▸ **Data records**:
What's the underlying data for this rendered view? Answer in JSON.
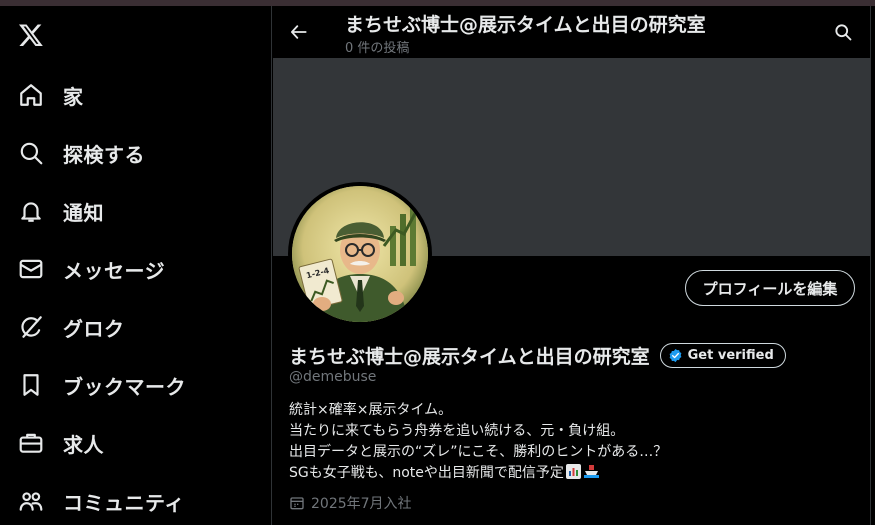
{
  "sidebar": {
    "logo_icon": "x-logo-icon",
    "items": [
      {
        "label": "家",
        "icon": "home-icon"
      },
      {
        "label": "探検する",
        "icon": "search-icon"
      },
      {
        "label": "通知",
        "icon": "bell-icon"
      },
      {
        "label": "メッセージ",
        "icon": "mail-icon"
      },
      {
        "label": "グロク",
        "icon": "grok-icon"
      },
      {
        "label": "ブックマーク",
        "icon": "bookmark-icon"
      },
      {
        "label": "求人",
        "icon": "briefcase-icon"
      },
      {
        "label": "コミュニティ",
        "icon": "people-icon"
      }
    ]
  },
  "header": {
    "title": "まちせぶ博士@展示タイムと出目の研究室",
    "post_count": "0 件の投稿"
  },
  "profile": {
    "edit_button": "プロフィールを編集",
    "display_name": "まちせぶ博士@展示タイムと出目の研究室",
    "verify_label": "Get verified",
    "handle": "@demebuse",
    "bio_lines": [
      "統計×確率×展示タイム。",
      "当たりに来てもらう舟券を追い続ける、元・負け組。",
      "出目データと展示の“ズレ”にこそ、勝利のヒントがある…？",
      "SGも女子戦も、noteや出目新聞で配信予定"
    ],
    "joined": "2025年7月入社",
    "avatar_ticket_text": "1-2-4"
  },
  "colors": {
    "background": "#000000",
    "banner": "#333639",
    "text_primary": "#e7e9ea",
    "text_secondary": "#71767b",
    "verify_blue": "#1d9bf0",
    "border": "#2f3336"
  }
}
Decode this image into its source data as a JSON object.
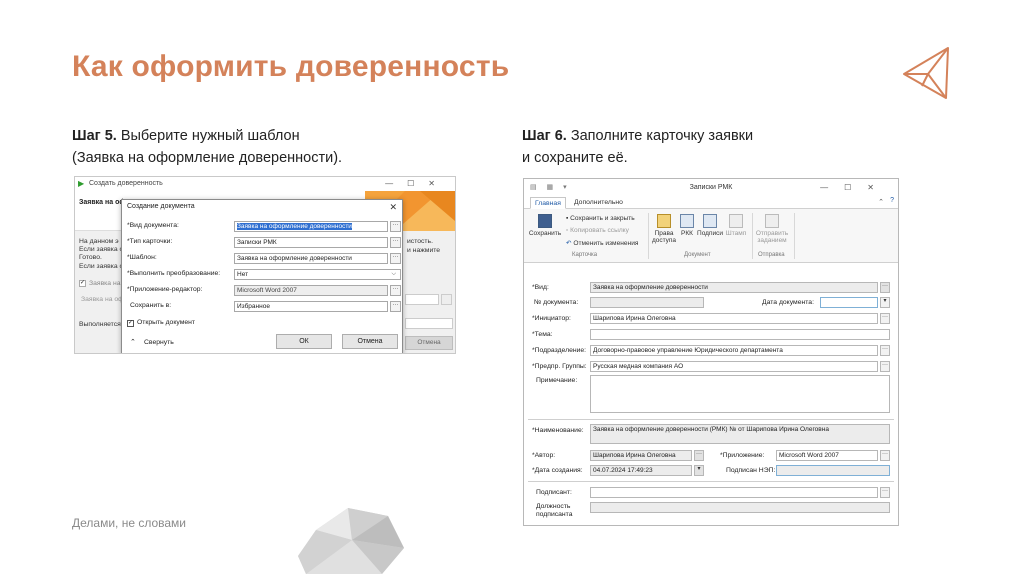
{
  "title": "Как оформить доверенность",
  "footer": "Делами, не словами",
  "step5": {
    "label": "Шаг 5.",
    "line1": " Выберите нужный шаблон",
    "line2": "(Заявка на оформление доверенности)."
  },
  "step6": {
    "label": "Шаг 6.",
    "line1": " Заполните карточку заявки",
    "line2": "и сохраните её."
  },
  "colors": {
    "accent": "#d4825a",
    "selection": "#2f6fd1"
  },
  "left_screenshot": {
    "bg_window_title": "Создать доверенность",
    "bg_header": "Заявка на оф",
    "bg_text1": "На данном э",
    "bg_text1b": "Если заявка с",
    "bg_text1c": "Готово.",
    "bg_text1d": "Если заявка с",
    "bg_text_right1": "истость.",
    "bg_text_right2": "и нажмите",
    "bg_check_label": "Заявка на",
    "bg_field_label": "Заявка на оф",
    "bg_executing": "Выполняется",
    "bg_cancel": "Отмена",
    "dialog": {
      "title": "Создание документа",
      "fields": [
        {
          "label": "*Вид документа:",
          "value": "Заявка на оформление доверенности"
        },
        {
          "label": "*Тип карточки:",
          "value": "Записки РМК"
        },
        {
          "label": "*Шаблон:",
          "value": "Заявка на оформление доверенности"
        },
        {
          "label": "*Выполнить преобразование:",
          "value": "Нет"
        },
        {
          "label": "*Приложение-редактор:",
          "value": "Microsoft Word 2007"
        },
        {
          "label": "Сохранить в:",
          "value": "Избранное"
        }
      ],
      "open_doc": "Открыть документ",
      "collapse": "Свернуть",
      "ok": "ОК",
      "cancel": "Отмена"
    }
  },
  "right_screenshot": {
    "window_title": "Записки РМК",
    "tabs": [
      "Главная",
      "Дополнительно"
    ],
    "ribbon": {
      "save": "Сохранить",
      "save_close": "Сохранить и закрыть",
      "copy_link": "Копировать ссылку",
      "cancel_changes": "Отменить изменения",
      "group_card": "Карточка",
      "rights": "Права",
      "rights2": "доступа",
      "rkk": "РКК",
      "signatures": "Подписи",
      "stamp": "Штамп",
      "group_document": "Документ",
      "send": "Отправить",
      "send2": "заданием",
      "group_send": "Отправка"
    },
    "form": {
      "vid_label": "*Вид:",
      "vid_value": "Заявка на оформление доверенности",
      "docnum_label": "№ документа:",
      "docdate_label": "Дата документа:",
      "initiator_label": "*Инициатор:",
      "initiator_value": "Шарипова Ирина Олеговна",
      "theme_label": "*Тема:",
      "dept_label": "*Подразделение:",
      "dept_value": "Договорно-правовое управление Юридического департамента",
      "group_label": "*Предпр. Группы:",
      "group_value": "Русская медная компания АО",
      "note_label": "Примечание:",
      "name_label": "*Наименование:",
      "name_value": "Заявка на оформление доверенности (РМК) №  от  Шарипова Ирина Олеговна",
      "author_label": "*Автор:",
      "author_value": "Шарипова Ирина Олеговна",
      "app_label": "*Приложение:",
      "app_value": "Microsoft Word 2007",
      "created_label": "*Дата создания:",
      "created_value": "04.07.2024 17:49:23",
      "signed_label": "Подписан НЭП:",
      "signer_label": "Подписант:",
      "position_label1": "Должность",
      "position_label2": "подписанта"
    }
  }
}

▸ **What the task requires**:
Keep the pictures out of your copy, and repeat every entry above exactly.

▸ **Full response**:
What's the underlying data for this rendered view? Answer in JSON.
{
  "sidebar": {
    "logo_icon": "x-logo-icon",
    "items": [
      {
        "label": "家",
        "icon": "home-icon"
      },
      {
        "label": "探検する",
        "icon": "search-icon"
      },
      {
        "label": "通知",
        "icon": "bell-icon"
      },
      {
        "label": "メッセージ",
        "icon": "mail-icon"
      },
      {
        "label": "グロク",
        "icon": "grok-icon"
      },
      {
        "label": "ブックマーク",
        "icon": "bookmark-icon"
      },
      {
        "label": "求人",
        "icon": "briefcase-icon"
      },
      {
        "label": "コミュニティ",
        "icon": "people-icon"
      }
    ]
  },
  "header": {
    "title": "まちせぶ博士@展示タイムと出目の研究室",
    "post_count": "0 件の投稿"
  },
  "profile": {
    "edit_button": "プロフィールを編集",
    "display_name": "まちせぶ博士@展示タイムと出目の研究室",
    "verify_label": "Get verified",
    "handle": "@demebuse",
    "bio_lines": [
      "統計×確率×展示タイム。",
      "当たりに来てもらう舟券を追い続ける、元・負け組。",
      "出目データと展示の“ズレ”にこそ、勝利のヒントがある…？",
      "SGも女子戦も、noteや出目新聞で配信予定"
    ],
    "joined": "2025年7月入社",
    "avatar_ticket_text": "1-2-4"
  },
  "colors": {
    "background": "#000000",
    "banner": "#333639",
    "text_primary": "#e7e9ea",
    "text_secondary": "#71767b",
    "verify_blue": "#1d9bf0",
    "border": "#2f3336"
  }
}
Decode this image into its source data as a JSON object.
{
  "title": "Как оформить доверенность",
  "footer": "Делами, не словами",
  "step5": {
    "label": "Шаг 5.",
    "line1": " Выберите нужный шаблон",
    "line2": "(Заявка на оформление доверенности)."
  },
  "step6": {
    "label": "Шаг 6.",
    "line1": " Заполните карточку заявки",
    "line2": "и сохраните её."
  },
  "colors": {
    "accent": "#d4825a",
    "selection": "#2f6fd1"
  },
  "left_screenshot": {
    "bg_window_title": "Создать доверенность",
    "bg_header": "Заявка на оф",
    "bg_text1": "На данном э",
    "bg_text1b": "Если заявка с",
    "bg_text1c": "Готово.",
    "bg_text1d": "Если заявка с",
    "bg_text_right1": "истость.",
    "bg_text_right2": "и нажмите",
    "bg_check_label": "Заявка на",
    "bg_field_label": "Заявка на оф",
    "bg_executing": "Выполняется",
    "bg_cancel": "Отмена",
    "dialog": {
      "title": "Создание документа",
      "fields": [
        {
          "label": "*Вид документа:",
          "value": "Заявка на оформление доверенности"
        },
        {
          "label": "*Тип карточки:",
          "value": "Записки РМК"
        },
        {
          "label": "*Шаблон:",
          "value": "Заявка на оформление доверенности"
        },
        {
          "label": "*Выполнить преобразование:",
          "value": "Нет"
        },
        {
          "label": "*Приложение-редактор:",
          "value": "Microsoft Word 2007"
        },
        {
          "label": "Сохранить в:",
          "value": "Избранное"
        }
      ],
      "open_doc": "Открыть документ",
      "collapse": "Свернуть",
      "ok": "ОК",
      "cancel": "Отмена"
    }
  },
  "right_screenshot": {
    "window_title": "Записки РМК",
    "tabs": [
      "Главная",
      "Дополнительно"
    ],
    "ribbon": {
      "save": "Сохранить",
      "save_close": "Сохранить и закрыть",
      "copy_link": "Копировать ссылку",
      "cancel_changes": "Отменить изменения",
      "group_card": "Карточка",
      "rights": "Права",
      "rights2": "доступа",
      "rkk": "РКК",
      "signatures": "Подписи",
      "stamp": "Штамп",
      "group_document": "Документ",
      "send": "Отправить",
      "send2": "заданием",
      "group_send": "Отправка"
    },
    "form": {
      "vid_label": "*Вид:",
      "vid_value": "Заявка на оформление доверенности",
      "docnum_label": "№ документа:",
      "docdate_label": "Дата документа:",
      "initiator_label": "*Инициатор:",
      "initiator_value": "Шарипова Ирина Олеговна",
      "theme_label": "*Тема:",
      "dept_label": "*Подразделение:",
      "dept_value": "Договорно-правовое управление Юридического департамента",
      "group_label": "*Предпр. Группы:",
      "group_value": "Русская медная компания АО",
      "note_label": "Примечание:",
      "name_label": "*Наименование:",
      "name_value": "Заявка на оформление доверенности (РМК) №  от  Шарипова Ирина Олеговна",
      "author_label": "*Автор:",
      "author_value": "Шарипова Ирина Олеговна",
      "app_label": "*Приложение:",
      "app_value": "Microsoft Word 2007",
      "created_label": "*Дата создания:",
      "created_value": "04.07.2024 17:49:23",
      "signed_label": "Подписан НЭП:",
      "signer_label": "Подписант:",
      "position_label1": "Должность",
      "position_label2": "подписанта"
    }
  }
}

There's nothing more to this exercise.